======== RECORDS FOR THIS EXERCISE

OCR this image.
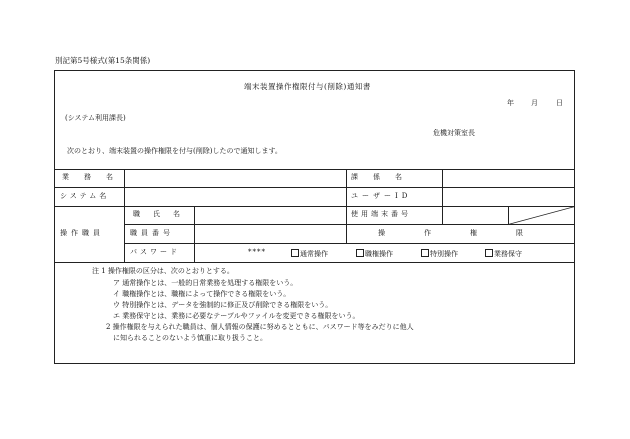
別記第5号様式(第15条関係)
端末装置操作権限付与(削除)通知書
年 月	日
(システム利用課長)
危機対策室長
次のとおり、端末装置の操作権限を付与(削除)したので通知します。
業　務　名	課　係　名
システム名	ユーザーID
操作職員
職　氏　名	使用端末番号
職員番号	操　作　権　限
パスワード	****	通常操作	職権操作	特別操作	業務保守
注 1 操作権限の区分は、次のとおりとする。
ア 通常操作とは、一般的日常業務を処理する権限をいう。
イ 職権操作とは、職権によって操作できる権限をいう。
ウ 特別操作とは、データを強制的に修正及び削除できる権限をいう。
エ 業務保守とは、業務に必要なテーブルやファイルを変更できる権限をいう。
2 操作権限を与えられた職員は、個人情報の保護に努めるとともに、パスワード等をみだりに他人
に知られることのないよう慎重に取り扱うこと。
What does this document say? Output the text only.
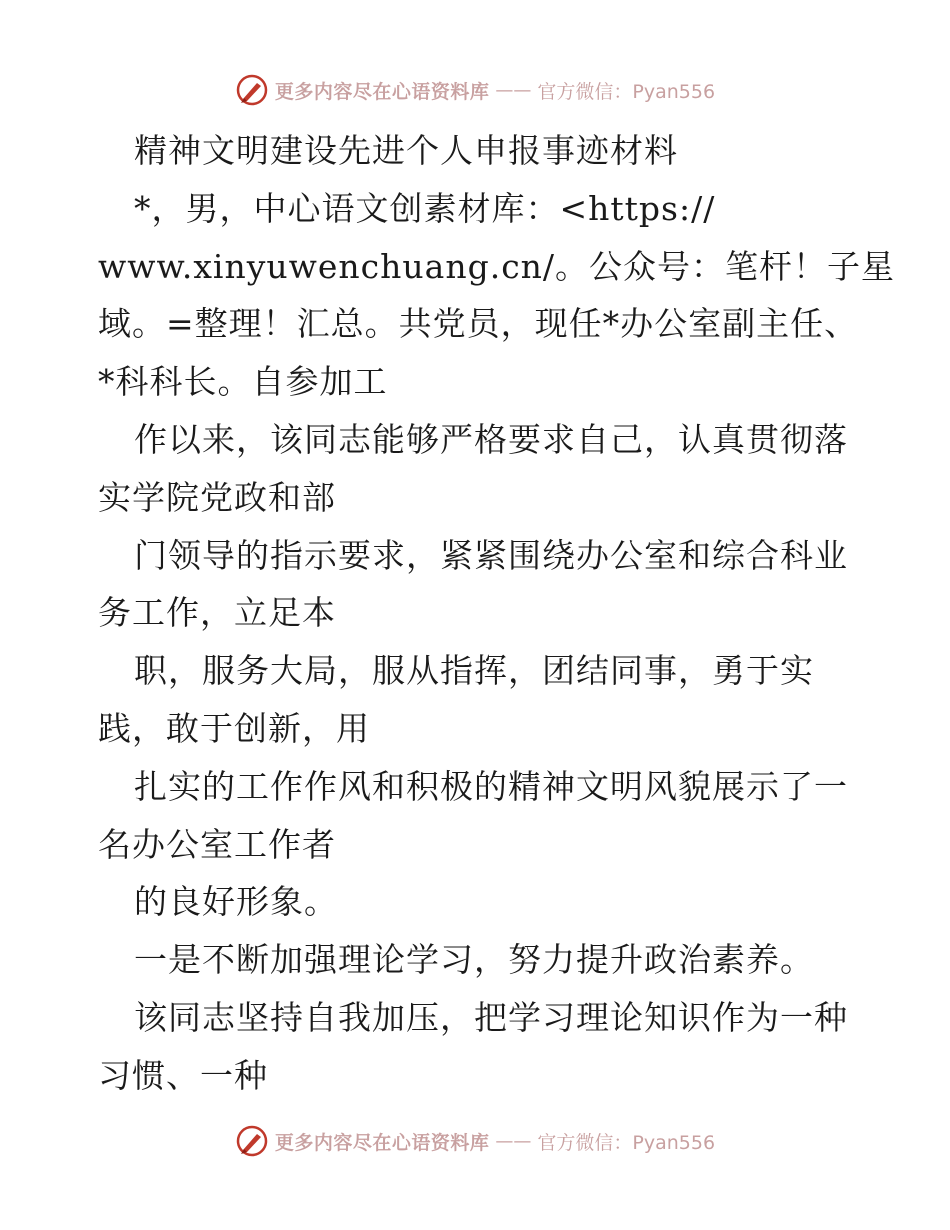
更多内容尽在心语资料库 —— 官方微信：Pyan556
精神文明建设先进个人申报事迹材料
*，男，中心语文创素材库：<https://
www.xinyuwenchuang.cn/。公众号：笔杆！子星
域。=整理！汇总。共党员，现任*办公室副主任、
*科科长。自参加工
作以来，该同志能够严格要求自己，认真贯彻落
实学院党政和部
门领导的指示要求，紧紧围绕办公室和综合科业
务工作，立足本
职，服务大局，服从指挥，团结同事，勇于实
践，敢于创新，用
扎实的工作作风和积极的精神文明风貌展示了一
名办公室工作者
的良好形象。
一是不断加强理论学习，努力提升政治素养。
该同志坚持自我加压，把学习理论知识作为一种
习惯、一种
更多内容尽在心语资料库 —— 官方微信：Pyan556
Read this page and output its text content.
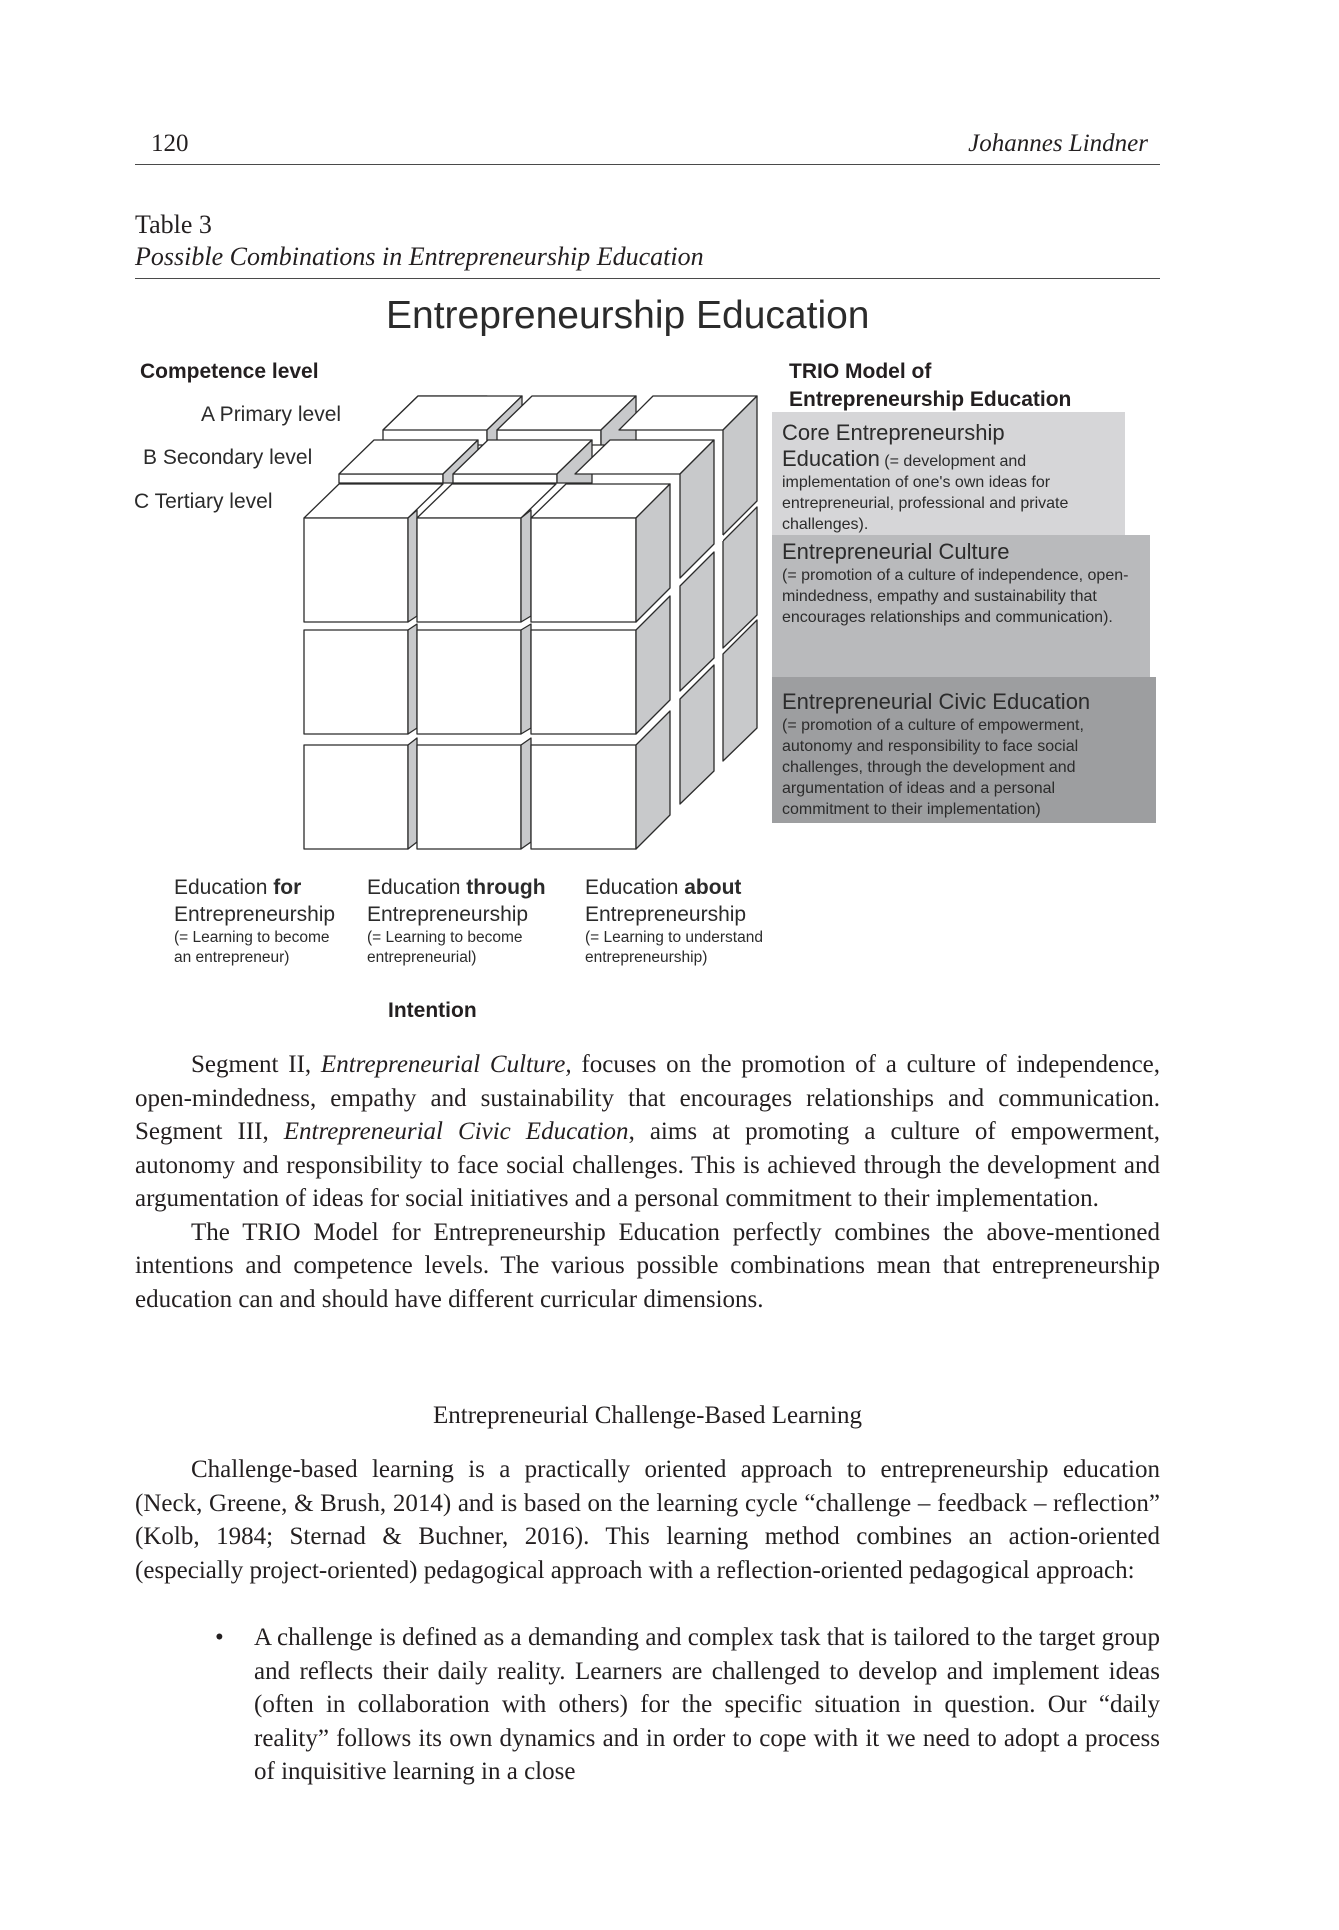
120	Johannes Lindner
Table 3
Possible Combinations in Entrepreneurship Education
Entrepreneurship Education
Competence level
A Primary level
B Secondary level
C Tertiary level
TRIO Model of
Entrepreneurship Education
Core Entrepreneurship
Education (= development and
implementation of one's own ideas for entrepreneurial, professional and private challenges).
Entrepreneurial Culture
(= promotion of a culture of independence, open-mindedness, empathy and sustainability that encourages relationships and communication).
Entrepreneurial Civic Education
(= promotion of a culture of empowerment, autonomy and responsibility to face social challenges, through the development and argumentation of ideas and a personal commitment to their implementation)
Education for
Entrepreneurship
(= Learning to become
an entrepreneur)
Education through
Entrepreneurship
(= Learning to become
entrepreneurial)
Education about
Entrepreneurship
(= Learning to understand
entrepreneurship)
Intention

Segment II, Entrepreneurial Culture, focuses on the promotion of a culture of independence, open-mindedness, empathy and sustainability that encourages relationships and communication. Segment III, Entrepreneurial Civic Education, aims at promoting a culture of empowerment, autonomy and responsibility to face social challenges. This is achieved through the development and argumentation of ideas for social initiatives and a personal commitment to their implementation.

The TRIO Model for Entrepreneurship Education perfectly combines the above-mentioned intentions and competence levels. The various possible combinations mean that entrepreneurship education can and should have different curricular dimensions.

Entrepreneurial Challenge-Based Learning

Challenge-based learning is a practically oriented approach to entrepreneurship education (Neck, Greene, & Brush, 2014) and is based on the learning cycle “challenge – feedback – reflection” (Kolb, 1984; Sternad & Buchner, 2016). This learning method combines an action-oriented (especially project-oriented) pedagogical approach with a reflection-oriented pedagogical approach:

• A challenge is defined as a demanding and complex task that is tailored to the target group and reflects their daily reality. Learners are challenged to develop and implement ideas (often in collaboration with others) for the specific situation in question. Our “daily reality” follows its own dynamics and in order to cope with it we need to adopt a process of inquisitive learning in a close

================

*TASK DIRECTIONS*: Find the word "Model" in the entries above and gather every line that holds it.

*OUTPUT BELOW*:
TRIO Model of
The TRIO Model for Entrepreneurship Education perfectly combines the above-mentioned intentions and competence levels. The various possible combinations mean that entrepreneurship education can and should have different curricular dimensions.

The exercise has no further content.